Extracted entries

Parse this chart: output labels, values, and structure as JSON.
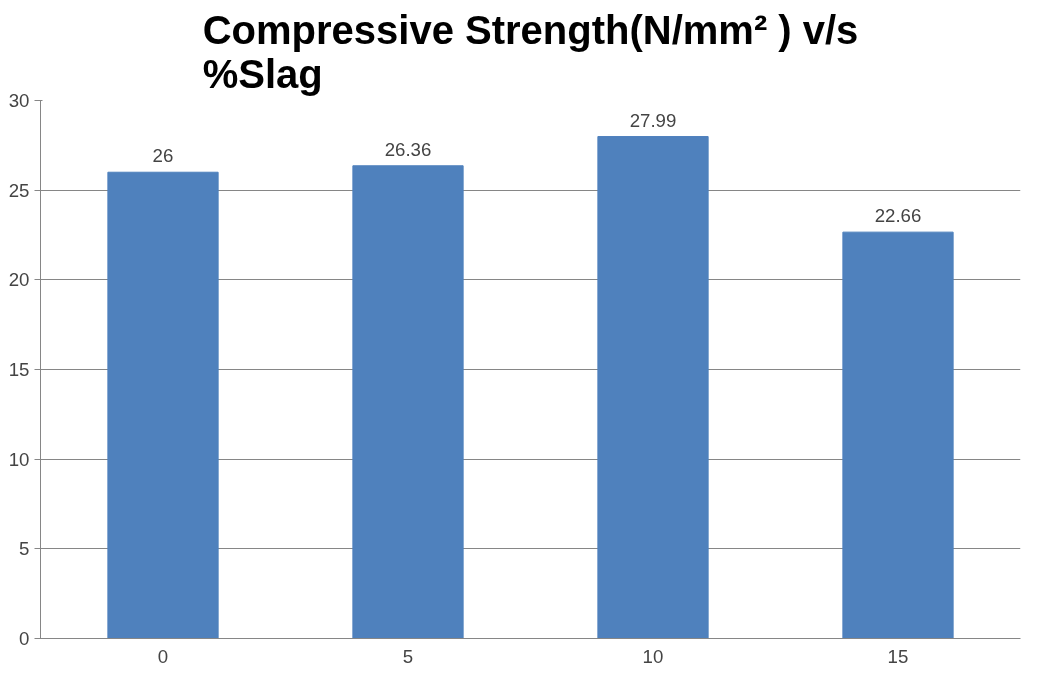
{
  "chart_data": {
    "type": "bar",
    "title": "Compressive Strength(N/mm² ) v/s %Slag",
    "categories": [
      "0",
      "5",
      "10",
      "15"
    ],
    "values": [
      26,
      26.36,
      27.99,
      22.66
    ],
    "color": "#4f81bd",
    "ylim": [
      0,
      30
    ],
    "yticks": [
      0,
      5,
      10,
      15,
      20,
      25,
      30
    ],
    "grid": "y",
    "data_labels": true
  }
}
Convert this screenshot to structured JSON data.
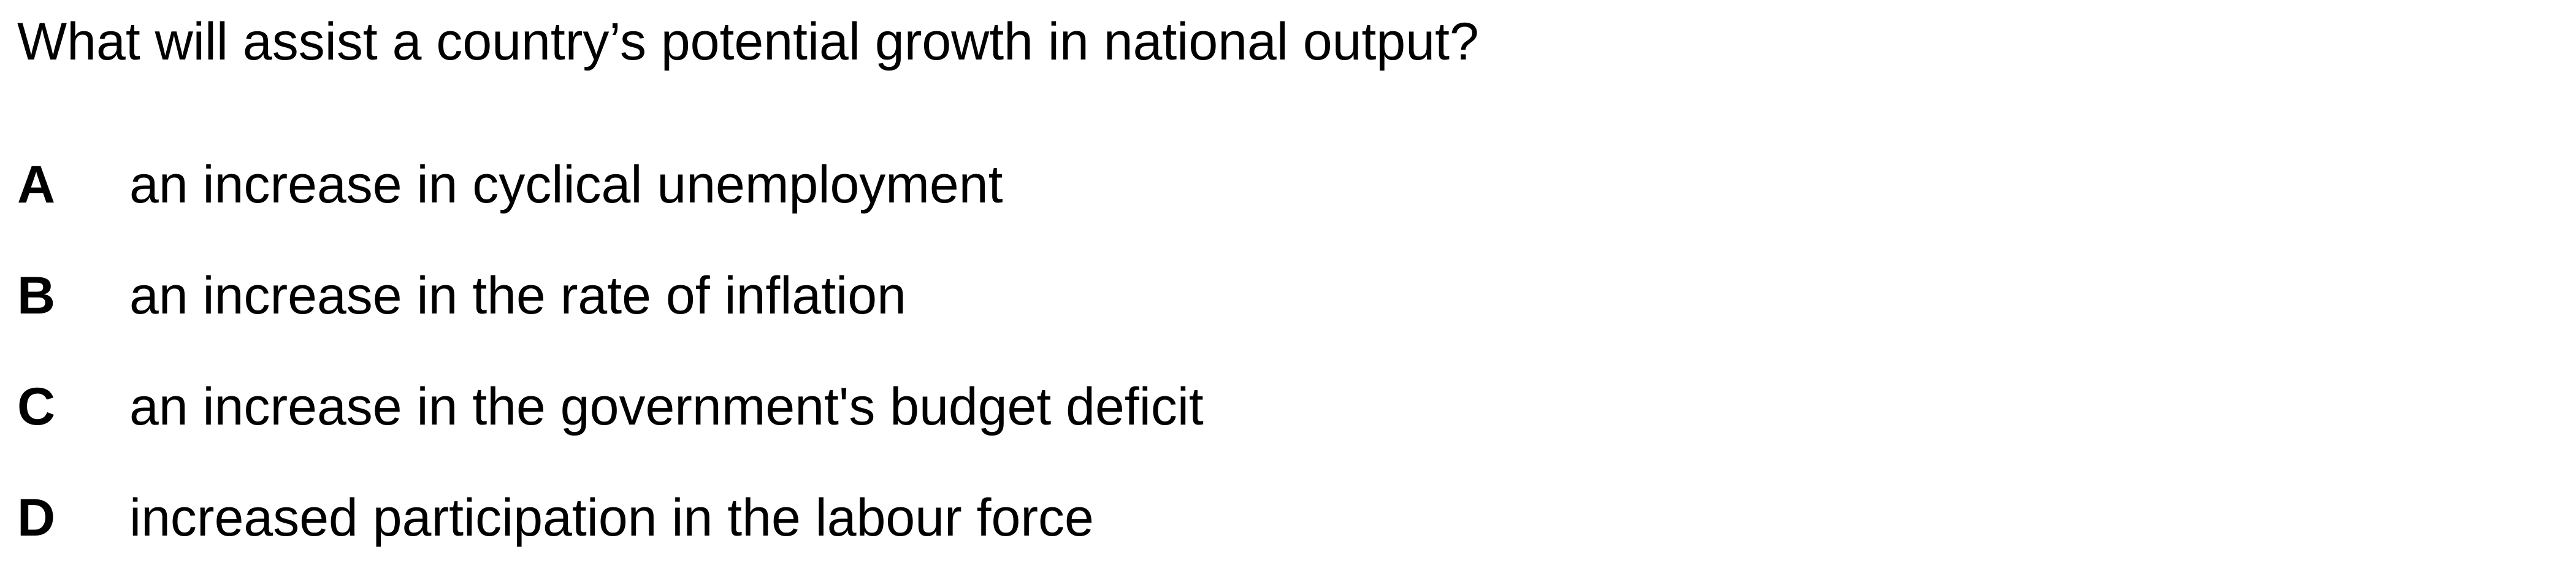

Given task
Print the records word for word and exclude any picture they hold.

Reply to the task
Parse this chart: output labels, values, and structure as JSON.
{
  "chart_data": {
    "type": "bar",
    "title": "Compressive Strength(N/mm² ) v/s %Slag",
    "categories": [
      "0",
      "5",
      "10",
      "15"
    ],
    "values": [
      26,
      26.36,
      27.99,
      22.66
    ],
    "color": "#4f81bd",
    "ylim": [
      0,
      30
    ],
    "yticks": [
      0,
      5,
      10,
      15,
      20,
      25,
      30
    ],
    "grid": "y",
    "data_labels": true
  }
}
Convert this screenshot to structured JSON data.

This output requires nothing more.